======== SUPPLIED ENTRIES

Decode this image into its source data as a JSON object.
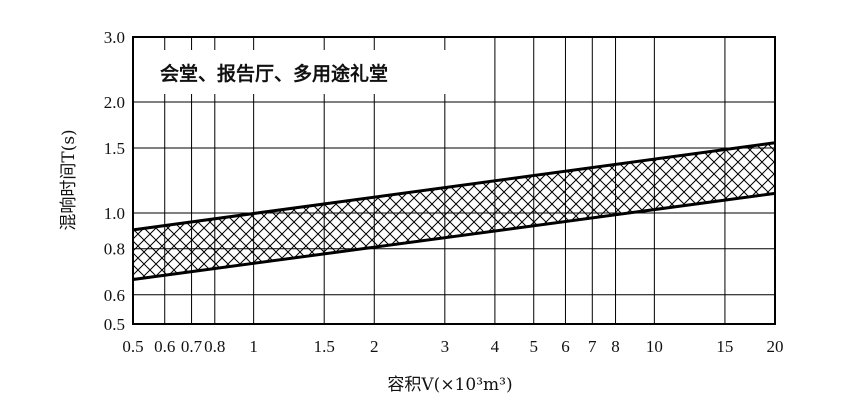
{
  "chart_data": {
    "type": "area",
    "title": "会堂、报告厅、多用途礼堂",
    "xlabel": "容积V(×10³m³)",
    "ylabel": "混响时间T(s)",
    "x_scale": "log",
    "y_scale": "log",
    "xlim": [
      0.5,
      20
    ],
    "ylim": [
      0.5,
      3.0
    ],
    "x_ticks": [
      {
        "value": 0.5,
        "label": "0.5"
      },
      {
        "value": 0.6,
        "label": "0.6"
      },
      {
        "value": 0.7,
        "label": "0.7"
      },
      {
        "value": 0.8,
        "label": "0.8"
      },
      {
        "value": 1,
        "label": "1"
      },
      {
        "value": 1.5,
        "label": "1.5"
      },
      {
        "value": 2,
        "label": "2"
      },
      {
        "value": 3,
        "label": "3"
      },
      {
        "value": 4,
        "label": "4"
      },
      {
        "value": 5,
        "label": "5"
      },
      {
        "value": 6,
        "label": "6"
      },
      {
        "value": 7,
        "label": "7"
      },
      {
        "value": 8,
        "label": "8"
      },
      {
        "value": 10,
        "label": "10"
      },
      {
        "value": 15,
        "label": "15"
      },
      {
        "value": 20,
        "label": "20"
      }
    ],
    "y_ticks": [
      {
        "value": 0.5,
        "label": "0.5"
      },
      {
        "value": 0.6,
        "label": "0.6"
      },
      {
        "value": 0.8,
        "label": "0.8"
      },
      {
        "value": 1.0,
        "label": "1.0"
      },
      {
        "value": 1.5,
        "label": "1.5"
      },
      {
        "value": 2.0,
        "label": "2.0"
      },
      {
        "value": 3.0,
        "label": "3.0"
      }
    ],
    "band": {
      "upper": [
        {
          "x": 0.5,
          "y": 0.9
        },
        {
          "x": 20,
          "y": 1.55
        }
      ],
      "lower": [
        {
          "x": 0.5,
          "y": 0.66
        },
        {
          "x": 20,
          "y": 1.13
        }
      ],
      "fill": "crosshatch"
    },
    "grid": true,
    "colors": {
      "line": "#000000",
      "grid": "#000000",
      "background": "#ffffff"
    }
  }
}
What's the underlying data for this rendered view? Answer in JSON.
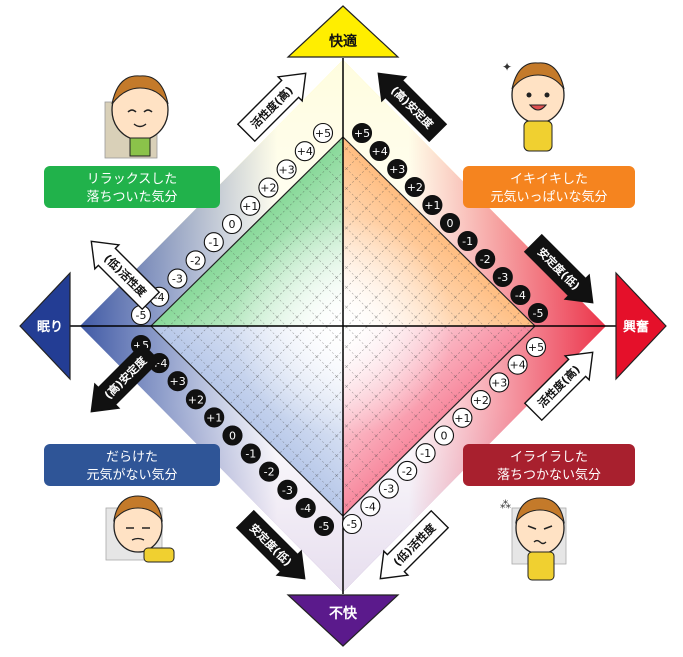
{
  "poles": {
    "top": "快適",
    "bottom": "不快",
    "left": "眠り",
    "right": "興奮"
  },
  "quadrants": {
    "top_left": [
      "リラックスした",
      "落ちついた気分"
    ],
    "top_right": [
      "イキイキした",
      "元気いっぱいな気分"
    ],
    "bottom_left": [
      "だらけた",
      "元気がない気分"
    ],
    "bottom_right": [
      "イライラした",
      "落ちつかない気分"
    ]
  },
  "arrows": {
    "top_left": "活性度(高)",
    "top_right": "(高)安定度",
    "left_upper": "(低)活性度",
    "right_upper": "安定度(低)",
    "left_lower": "(高)安定度",
    "right_lower": "活性度(高)",
    "bottom_left": "安定度(低)",
    "bottom_right": "(低)活性度"
  },
  "scale_labels": [
    "+5",
    "+4",
    "+3",
    "+2",
    "+1",
    "0",
    "-1",
    "-2",
    "-3",
    "-4",
    "-5"
  ],
  "colors": {
    "comfort": "#ffe400",
    "discomfort": "#5a1a8a",
    "sleep": "#1f3d96",
    "excitement": "#e8102a",
    "relaxed_green": "#18c23c",
    "lively_orange": "#ff8c00",
    "dull_blue": "#7f9cd6",
    "irritated_red": "#f0183a",
    "box_green": "#21b24b",
    "box_orange": "#f5841f",
    "box_blue": "#2f5597",
    "box_red": "#a8202e"
  }
}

================

_WHAT IS NEEDED_: Pictures stay out; repeat all the rest of the records exactly.

_RESULT FOR THIS TASK_:
Decode this image into its source data as a JSON object.
{
  "chart_data": {
    "type": "area",
    "title": "会堂、报告厅、多用途礼堂",
    "xlabel": "容积V(×10³m³)",
    "ylabel": "混响时间T(s)",
    "x_scale": "log",
    "y_scale": "log",
    "xlim": [
      0.5,
      20
    ],
    "ylim": [
      0.5,
      3.0
    ],
    "x_ticks": [
      {
        "value": 0.5,
        "label": "0.5"
      },
      {
        "value": 0.6,
        "label": "0.6"
      },
      {
        "value": 0.7,
        "label": "0.7"
      },
      {
        "value": 0.8,
        "label": "0.8"
      },
      {
        "value": 1,
        "label": "1"
      },
      {
        "value": 1.5,
        "label": "1.5"
      },
      {
        "value": 2,
        "label": "2"
      },
      {
        "value": 3,
        "label": "3"
      },
      {
        "value": 4,
        "label": "4"
      },
      {
        "value": 5,
        "label": "5"
      },
      {
        "value": 6,
        "label": "6"
      },
      {
        "value": 7,
        "label": "7"
      },
      {
        "value": 8,
        "label": "8"
      },
      {
        "value": 10,
        "label": "10"
      },
      {
        "value": 15,
        "label": "15"
      },
      {
        "value": 20,
        "label": "20"
      }
    ],
    "y_ticks": [
      {
        "value": 0.5,
        "label": "0.5"
      },
      {
        "value": 0.6,
        "label": "0.6"
      },
      {
        "value": 0.8,
        "label": "0.8"
      },
      {
        "value": 1.0,
        "label": "1.0"
      },
      {
        "value": 1.5,
        "label": "1.5"
      },
      {
        "value": 2.0,
        "label": "2.0"
      },
      {
        "value": 3.0,
        "label": "3.0"
      }
    ],
    "band": {
      "upper": [
        {
          "x": 0.5,
          "y": 0.9
        },
        {
          "x": 20,
          "y": 1.55
        }
      ],
      "lower": [
        {
          "x": 0.5,
          "y": 0.66
        },
        {
          "x": 20,
          "y": 1.13
        }
      ],
      "fill": "crosshatch"
    },
    "grid": true,
    "colors": {
      "line": "#000000",
      "grid": "#000000",
      "background": "#ffffff"
    }
  }
}
What's the underlying data for this rendered view? Answer in JSON.
{
  "poles": {
    "top": "快適",
    "bottom": "不快",
    "left": "眠り",
    "right": "興奮"
  },
  "quadrants": {
    "top_left": [
      "リラックスした",
      "落ちついた気分"
    ],
    "top_right": [
      "イキイキした",
      "元気いっぱいな気分"
    ],
    "bottom_left": [
      "だらけた",
      "元気がない気分"
    ],
    "bottom_right": [
      "イライラした",
      "落ちつかない気分"
    ]
  },
  "arrows": {
    "top_left": "活性度(高)",
    "top_right": "(高)安定度",
    "left_upper": "(低)活性度",
    "right_upper": "安定度(低)",
    "left_lower": "(高)安定度",
    "right_lower": "活性度(高)",
    "bottom_left": "安定度(低)",
    "bottom_right": "(低)活性度"
  },
  "scale_labels": [
    "+5",
    "+4",
    "+3",
    "+2",
    "+1",
    "0",
    "-1",
    "-2",
    "-3",
    "-4",
    "-5"
  ],
  "colors": {
    "comfort": "#ffe400",
    "discomfort": "#5a1a8a",
    "sleep": "#1f3d96",
    "excitement": "#e8102a",
    "relaxed_green": "#18c23c",
    "lively_orange": "#ff8c00",
    "dull_blue": "#7f9cd6",
    "irritated_red": "#f0183a",
    "box_green": "#21b24b",
    "box_orange": "#f5841f",
    "box_blue": "#2f5597",
    "box_red": "#a8202e"
  }
}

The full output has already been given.